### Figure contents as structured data
....
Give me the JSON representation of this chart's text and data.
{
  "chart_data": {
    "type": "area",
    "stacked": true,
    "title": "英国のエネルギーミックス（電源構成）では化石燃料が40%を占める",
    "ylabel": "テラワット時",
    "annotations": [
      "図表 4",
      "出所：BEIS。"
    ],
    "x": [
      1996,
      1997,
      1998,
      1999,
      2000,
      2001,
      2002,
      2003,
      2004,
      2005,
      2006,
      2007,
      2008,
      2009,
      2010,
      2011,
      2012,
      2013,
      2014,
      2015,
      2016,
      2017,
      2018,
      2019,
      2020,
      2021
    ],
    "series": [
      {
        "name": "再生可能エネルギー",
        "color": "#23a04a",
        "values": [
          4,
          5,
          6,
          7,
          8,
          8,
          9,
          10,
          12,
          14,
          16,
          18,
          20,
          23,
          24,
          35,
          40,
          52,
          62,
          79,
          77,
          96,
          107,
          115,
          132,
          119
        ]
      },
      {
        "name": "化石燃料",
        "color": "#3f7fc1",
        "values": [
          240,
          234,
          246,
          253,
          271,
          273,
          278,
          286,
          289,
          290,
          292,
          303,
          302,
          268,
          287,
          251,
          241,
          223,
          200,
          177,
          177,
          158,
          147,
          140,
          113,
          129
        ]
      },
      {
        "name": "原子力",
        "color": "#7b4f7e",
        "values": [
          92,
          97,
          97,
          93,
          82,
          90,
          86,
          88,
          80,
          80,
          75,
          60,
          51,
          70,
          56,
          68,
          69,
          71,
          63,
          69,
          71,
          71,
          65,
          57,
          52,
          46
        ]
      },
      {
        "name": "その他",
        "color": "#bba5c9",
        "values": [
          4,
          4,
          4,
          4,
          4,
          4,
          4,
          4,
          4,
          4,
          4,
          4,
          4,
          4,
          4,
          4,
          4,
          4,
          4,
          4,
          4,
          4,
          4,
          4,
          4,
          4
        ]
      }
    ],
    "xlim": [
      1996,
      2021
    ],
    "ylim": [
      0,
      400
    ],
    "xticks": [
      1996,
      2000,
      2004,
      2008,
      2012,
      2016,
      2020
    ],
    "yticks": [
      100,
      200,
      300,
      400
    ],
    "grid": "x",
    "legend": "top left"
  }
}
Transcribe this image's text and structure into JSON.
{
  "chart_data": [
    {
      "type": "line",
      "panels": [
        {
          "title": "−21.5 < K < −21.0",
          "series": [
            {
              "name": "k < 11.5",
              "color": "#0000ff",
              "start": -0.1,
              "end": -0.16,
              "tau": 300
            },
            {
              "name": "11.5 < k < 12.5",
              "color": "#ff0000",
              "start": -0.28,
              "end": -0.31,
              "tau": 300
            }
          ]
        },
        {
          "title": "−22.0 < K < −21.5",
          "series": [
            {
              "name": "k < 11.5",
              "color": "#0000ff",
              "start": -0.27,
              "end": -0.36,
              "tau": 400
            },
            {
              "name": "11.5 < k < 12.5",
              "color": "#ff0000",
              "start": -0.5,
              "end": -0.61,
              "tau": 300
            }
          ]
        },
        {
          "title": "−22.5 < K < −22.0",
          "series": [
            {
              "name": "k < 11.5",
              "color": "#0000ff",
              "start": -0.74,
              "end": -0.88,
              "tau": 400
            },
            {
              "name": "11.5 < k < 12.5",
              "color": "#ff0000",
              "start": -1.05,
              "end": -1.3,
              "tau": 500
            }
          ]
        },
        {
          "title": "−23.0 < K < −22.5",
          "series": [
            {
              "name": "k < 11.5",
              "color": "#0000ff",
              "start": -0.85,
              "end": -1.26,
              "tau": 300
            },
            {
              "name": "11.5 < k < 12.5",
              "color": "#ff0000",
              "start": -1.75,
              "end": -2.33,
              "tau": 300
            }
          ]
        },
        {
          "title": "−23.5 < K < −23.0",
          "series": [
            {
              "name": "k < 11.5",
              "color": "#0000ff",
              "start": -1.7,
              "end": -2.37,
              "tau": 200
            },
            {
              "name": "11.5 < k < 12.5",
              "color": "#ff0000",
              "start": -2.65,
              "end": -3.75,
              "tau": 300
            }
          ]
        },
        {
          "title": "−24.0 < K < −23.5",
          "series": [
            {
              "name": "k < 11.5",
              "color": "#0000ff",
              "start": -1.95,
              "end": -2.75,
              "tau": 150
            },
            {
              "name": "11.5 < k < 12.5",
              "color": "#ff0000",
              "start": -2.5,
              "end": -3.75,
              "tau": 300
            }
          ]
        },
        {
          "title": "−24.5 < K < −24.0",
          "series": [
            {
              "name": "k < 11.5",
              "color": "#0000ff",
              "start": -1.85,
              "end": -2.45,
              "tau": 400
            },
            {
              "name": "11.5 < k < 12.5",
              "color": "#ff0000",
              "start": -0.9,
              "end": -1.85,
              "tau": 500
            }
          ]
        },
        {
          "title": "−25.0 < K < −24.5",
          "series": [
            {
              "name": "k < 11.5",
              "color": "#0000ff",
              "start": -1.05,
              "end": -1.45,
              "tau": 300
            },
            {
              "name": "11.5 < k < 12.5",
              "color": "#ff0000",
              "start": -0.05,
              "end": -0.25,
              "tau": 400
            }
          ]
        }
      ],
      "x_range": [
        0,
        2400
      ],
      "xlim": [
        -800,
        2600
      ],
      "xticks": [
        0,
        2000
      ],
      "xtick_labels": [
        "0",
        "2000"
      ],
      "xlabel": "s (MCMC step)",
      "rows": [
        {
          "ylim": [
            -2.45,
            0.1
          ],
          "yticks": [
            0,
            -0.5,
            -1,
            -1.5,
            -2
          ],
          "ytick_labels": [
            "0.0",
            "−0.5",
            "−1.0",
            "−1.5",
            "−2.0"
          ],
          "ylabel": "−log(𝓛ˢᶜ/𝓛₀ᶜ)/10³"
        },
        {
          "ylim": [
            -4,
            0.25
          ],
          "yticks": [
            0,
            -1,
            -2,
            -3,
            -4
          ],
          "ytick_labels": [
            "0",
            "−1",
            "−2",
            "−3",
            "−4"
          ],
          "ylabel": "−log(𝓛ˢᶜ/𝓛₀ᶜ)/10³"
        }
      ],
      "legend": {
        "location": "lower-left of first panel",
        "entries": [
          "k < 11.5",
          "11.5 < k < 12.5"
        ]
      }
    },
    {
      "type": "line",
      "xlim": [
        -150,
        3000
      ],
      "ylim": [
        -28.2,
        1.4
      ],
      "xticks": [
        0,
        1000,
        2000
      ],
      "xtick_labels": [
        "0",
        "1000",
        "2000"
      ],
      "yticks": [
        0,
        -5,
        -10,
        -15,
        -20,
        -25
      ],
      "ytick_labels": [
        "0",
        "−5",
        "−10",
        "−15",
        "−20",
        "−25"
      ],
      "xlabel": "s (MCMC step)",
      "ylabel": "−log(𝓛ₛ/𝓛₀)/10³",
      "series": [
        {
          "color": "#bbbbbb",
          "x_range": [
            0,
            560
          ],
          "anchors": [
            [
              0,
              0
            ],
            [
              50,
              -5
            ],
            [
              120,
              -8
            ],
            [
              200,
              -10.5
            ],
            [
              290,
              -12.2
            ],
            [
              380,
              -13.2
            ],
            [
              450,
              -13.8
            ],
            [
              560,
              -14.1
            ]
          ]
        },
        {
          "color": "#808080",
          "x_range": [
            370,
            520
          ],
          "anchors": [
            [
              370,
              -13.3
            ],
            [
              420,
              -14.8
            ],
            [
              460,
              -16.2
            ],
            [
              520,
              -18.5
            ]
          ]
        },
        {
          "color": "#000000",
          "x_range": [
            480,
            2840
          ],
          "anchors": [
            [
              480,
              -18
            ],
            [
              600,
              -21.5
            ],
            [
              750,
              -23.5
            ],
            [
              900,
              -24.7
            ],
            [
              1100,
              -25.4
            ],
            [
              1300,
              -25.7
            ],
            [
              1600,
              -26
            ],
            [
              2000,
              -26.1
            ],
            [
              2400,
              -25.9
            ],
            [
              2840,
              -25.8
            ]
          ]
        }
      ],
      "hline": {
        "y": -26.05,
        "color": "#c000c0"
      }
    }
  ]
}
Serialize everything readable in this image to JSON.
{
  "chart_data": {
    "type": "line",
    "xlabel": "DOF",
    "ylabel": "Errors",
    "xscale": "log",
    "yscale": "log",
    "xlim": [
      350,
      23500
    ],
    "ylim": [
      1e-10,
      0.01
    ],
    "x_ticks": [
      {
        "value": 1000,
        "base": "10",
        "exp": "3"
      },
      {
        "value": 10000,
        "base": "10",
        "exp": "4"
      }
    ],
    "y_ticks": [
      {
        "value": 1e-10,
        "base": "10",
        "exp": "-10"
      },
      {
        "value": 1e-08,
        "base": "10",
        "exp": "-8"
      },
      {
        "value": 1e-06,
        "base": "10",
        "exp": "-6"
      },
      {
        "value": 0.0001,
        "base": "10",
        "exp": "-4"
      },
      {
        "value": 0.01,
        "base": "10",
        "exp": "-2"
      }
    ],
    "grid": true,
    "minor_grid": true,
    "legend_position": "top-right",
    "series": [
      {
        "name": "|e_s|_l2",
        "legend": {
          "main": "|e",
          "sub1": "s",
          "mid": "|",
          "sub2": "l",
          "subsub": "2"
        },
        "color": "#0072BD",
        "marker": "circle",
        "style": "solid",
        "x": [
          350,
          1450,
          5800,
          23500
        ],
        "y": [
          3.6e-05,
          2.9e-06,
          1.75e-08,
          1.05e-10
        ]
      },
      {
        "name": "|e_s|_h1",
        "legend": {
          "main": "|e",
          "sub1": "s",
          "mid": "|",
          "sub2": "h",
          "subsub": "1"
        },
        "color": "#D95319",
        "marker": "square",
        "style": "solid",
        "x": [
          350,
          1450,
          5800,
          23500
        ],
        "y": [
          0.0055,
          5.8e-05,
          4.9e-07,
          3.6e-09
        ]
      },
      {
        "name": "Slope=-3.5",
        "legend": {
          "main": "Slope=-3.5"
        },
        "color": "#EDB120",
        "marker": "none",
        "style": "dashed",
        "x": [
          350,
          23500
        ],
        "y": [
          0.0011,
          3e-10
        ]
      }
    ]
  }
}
....
### Goal of the exercise
Write out exactly the final stretch of the records: the line containing "Serialize everything readable" and every line after it, through the last, and nothing else.

### Answer to this problem
Serialize everything readable in this image to JSON.
{
  "chart_data": {
    "type": "line",
    "xlabel": "DOF",
    "ylabel": "Errors",
    "xscale": "log",
    "yscale": "log",
    "xlim": [
      350,
      23500
    ],
    "ylim": [
      1e-10,
      0.01
    ],
    "x_ticks": [
      {
        "value": 1000,
        "base": "10",
        "exp": "3"
      },
      {
        "value": 10000,
        "base": "10",
        "exp": "4"
      }
    ],
    "y_ticks": [
      {
        "value": 1e-10,
        "base": "10",
        "exp": "-10"
      },
      {
        "value": 1e-08,
        "base": "10",
        "exp": "-8"
      },
      {
        "value": 1e-06,
        "base": "10",
        "exp": "-6"
      },
      {
        "value": 0.0001,
        "base": "10",
        "exp": "-4"
      },
      {
        "value": 0.01,
        "base": "10",
        "exp": "-2"
      }
    ],
    "grid": true,
    "minor_grid": true,
    "legend_position": "top-right",
    "series": [
      {
        "name": "|e_s|_l2",
        "legend": {
          "main": "|e",
          "sub1": "s",
          "mid": "|",
          "sub2": "l",
          "subsub": "2"
        },
        "color": "#0072BD",
        "marker": "circle",
        "style": "solid",
        "x": [
          350,
          1450,
          5800,
          23500
        ],
        "y": [
          3.6e-05,
          2.9e-06,
          1.75e-08,
          1.05e-10
        ]
      },
      {
        "name": "|e_s|_h1",
        "legend": {
          "main": "|e",
          "sub1": "s",
          "mid": "|",
          "sub2": "h",
          "subsub": "1"
        },
        "color": "#D95319",
        "marker": "square",
        "style": "solid",
        "x": [
          350,
          1450,
          5800,
          23500
        ],
        "y": [
          0.0055,
          5.8e-05,
          4.9e-07,
          3.6e-09
        ]
      },
      {
        "name": "Slope=-3.5",
        "legend": {
          "main": "Slope=-3.5"
        },
        "color": "#EDB120",
        "marker": "none",
        "style": "dashed",
        "x": [
          350,
          23500
        ],
        "y": [
          0.0011,
          3e-10
        ]
      }
    ]
  }
}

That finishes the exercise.